■ INSTRUCTION ■
The records below are split into lines. How many of those lines contain the string "title"? Reply with the number only.

Figure record listings
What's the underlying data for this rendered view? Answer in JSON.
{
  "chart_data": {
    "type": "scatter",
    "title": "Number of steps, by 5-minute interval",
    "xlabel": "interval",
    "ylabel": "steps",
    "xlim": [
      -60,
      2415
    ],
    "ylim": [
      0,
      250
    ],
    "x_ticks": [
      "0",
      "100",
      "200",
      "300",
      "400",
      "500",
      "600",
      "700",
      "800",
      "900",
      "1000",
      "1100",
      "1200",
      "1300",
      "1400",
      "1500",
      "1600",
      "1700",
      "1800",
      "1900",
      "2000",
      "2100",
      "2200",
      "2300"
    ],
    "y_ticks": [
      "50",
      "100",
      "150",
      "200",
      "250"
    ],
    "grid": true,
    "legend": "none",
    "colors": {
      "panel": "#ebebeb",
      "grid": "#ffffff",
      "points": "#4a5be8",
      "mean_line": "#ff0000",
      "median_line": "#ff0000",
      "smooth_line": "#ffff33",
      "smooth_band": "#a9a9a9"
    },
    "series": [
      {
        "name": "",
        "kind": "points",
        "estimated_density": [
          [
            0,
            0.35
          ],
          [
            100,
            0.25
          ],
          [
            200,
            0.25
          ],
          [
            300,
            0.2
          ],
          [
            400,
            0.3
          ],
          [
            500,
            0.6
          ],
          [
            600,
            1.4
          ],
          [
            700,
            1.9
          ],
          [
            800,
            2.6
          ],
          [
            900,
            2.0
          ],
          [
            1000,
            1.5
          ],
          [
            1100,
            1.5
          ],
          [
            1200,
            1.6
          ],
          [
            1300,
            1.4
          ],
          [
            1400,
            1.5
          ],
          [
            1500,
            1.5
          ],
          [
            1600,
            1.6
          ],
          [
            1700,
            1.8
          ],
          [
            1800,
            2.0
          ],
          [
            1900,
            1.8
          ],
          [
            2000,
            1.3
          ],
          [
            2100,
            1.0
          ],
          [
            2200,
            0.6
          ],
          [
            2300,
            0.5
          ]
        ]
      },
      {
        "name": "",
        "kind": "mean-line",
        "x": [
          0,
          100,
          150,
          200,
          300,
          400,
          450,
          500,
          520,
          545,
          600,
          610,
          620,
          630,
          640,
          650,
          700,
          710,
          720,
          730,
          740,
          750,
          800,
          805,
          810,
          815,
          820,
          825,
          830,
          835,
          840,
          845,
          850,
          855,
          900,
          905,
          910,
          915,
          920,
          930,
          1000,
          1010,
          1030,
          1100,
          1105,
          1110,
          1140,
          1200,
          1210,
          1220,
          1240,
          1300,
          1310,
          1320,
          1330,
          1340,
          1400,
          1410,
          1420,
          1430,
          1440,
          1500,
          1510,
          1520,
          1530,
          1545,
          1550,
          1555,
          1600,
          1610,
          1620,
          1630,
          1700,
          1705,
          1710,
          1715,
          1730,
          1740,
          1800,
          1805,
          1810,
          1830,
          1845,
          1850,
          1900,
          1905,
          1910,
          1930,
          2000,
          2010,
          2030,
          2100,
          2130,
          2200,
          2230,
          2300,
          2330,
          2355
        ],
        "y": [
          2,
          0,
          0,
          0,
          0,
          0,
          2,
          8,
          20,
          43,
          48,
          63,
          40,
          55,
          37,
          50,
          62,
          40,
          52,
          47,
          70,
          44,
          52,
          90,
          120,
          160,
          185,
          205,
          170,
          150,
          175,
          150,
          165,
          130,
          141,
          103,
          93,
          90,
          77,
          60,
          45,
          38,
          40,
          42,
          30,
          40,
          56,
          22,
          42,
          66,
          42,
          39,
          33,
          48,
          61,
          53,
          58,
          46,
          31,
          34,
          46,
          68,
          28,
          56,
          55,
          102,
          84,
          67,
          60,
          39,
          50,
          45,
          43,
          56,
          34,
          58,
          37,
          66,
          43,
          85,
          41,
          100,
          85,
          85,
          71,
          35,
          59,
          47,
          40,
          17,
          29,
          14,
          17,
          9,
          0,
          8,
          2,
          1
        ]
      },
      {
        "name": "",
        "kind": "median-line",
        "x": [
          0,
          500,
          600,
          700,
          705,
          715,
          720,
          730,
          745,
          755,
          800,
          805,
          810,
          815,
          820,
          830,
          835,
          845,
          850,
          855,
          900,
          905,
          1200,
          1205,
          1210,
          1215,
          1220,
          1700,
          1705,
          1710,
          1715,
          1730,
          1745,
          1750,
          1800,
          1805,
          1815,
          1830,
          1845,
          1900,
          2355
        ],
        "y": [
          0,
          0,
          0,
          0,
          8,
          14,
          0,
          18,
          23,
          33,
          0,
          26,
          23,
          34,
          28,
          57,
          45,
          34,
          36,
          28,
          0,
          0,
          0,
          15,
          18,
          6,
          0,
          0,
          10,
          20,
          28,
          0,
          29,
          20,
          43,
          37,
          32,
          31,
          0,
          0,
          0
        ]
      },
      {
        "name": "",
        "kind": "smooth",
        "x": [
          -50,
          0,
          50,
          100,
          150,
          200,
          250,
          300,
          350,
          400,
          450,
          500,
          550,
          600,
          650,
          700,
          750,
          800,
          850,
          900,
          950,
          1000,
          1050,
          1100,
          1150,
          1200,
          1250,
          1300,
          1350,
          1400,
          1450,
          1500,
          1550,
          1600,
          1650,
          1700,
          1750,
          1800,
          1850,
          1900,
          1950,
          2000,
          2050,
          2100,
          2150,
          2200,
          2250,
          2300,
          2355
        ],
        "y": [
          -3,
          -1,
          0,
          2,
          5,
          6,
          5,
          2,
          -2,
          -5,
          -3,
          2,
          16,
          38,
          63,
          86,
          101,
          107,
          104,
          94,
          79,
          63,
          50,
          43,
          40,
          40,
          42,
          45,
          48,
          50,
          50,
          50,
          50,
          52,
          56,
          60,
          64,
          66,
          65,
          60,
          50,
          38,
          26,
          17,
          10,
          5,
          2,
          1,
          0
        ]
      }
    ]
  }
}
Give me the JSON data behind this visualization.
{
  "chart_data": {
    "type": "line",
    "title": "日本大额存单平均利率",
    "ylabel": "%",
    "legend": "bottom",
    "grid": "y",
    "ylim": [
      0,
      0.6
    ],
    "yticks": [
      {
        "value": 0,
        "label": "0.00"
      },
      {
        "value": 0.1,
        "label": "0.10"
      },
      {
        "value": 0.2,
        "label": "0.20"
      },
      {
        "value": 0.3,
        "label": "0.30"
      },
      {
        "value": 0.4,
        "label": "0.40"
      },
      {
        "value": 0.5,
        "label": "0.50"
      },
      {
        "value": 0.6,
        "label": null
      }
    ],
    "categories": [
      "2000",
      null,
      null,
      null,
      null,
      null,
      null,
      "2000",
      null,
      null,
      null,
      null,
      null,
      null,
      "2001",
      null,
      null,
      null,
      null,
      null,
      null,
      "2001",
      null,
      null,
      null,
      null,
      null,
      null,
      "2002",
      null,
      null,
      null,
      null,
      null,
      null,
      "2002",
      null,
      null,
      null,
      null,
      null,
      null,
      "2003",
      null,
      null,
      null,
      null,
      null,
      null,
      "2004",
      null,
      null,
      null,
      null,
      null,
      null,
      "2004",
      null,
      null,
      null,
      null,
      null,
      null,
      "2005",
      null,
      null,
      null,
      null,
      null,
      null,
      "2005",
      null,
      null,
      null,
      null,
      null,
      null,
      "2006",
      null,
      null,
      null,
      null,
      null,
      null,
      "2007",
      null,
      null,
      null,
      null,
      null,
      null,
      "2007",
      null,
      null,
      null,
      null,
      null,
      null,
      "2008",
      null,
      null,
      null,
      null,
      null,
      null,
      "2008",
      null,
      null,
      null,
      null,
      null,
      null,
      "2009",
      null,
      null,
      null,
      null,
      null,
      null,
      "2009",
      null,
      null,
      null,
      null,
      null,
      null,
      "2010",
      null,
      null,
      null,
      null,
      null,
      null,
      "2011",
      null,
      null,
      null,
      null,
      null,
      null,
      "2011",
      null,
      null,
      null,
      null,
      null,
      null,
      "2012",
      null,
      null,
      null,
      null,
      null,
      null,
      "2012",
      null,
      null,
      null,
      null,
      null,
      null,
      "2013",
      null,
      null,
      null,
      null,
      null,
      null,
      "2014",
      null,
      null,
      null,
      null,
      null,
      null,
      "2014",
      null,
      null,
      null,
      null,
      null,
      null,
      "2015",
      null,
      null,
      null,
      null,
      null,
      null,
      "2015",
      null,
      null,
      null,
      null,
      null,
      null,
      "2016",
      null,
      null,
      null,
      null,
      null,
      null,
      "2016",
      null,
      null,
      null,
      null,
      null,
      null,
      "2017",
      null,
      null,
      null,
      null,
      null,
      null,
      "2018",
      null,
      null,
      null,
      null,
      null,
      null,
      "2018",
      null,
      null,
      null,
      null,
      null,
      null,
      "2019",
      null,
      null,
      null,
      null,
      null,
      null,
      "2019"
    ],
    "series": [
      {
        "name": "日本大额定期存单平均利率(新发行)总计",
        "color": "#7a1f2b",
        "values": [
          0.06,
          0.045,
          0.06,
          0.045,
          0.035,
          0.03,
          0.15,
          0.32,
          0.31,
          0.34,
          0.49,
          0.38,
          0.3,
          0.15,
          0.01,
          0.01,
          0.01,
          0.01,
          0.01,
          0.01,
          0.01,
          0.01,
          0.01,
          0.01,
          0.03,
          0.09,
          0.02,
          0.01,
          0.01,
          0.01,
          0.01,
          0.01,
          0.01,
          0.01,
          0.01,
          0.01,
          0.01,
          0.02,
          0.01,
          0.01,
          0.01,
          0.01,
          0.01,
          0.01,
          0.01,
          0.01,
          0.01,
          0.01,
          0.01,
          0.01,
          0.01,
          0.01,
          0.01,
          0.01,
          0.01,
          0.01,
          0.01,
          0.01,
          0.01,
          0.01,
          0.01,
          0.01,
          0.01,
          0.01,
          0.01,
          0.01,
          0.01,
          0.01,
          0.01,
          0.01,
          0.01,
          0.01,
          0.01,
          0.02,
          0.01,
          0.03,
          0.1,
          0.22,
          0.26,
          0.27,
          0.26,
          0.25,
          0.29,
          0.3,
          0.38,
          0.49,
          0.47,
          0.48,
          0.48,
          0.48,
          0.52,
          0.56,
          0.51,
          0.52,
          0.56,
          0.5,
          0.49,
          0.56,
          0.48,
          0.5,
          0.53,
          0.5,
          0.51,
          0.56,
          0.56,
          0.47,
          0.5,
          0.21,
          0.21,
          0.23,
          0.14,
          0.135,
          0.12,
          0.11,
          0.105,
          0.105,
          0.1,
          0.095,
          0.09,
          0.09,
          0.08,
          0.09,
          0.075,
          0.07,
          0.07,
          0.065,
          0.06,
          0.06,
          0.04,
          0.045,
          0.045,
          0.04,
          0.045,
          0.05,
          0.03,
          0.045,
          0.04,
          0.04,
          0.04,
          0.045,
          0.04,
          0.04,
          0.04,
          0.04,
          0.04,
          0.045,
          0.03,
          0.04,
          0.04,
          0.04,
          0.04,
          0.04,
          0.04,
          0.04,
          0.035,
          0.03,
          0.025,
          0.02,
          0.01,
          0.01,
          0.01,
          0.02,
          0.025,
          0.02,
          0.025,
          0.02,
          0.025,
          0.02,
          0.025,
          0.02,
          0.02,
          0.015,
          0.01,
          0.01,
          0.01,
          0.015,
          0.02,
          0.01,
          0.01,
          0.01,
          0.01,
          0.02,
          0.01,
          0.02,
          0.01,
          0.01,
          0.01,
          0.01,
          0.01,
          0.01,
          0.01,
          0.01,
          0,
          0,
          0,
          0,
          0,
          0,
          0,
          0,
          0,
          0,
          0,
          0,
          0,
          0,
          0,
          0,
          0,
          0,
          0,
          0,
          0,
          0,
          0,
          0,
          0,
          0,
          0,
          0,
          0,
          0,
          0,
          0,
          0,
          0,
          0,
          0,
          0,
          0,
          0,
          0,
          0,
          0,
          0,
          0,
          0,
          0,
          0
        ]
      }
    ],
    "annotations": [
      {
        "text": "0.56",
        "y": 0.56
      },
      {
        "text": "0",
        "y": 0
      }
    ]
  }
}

■ WRITTEN RESPONSE ■
2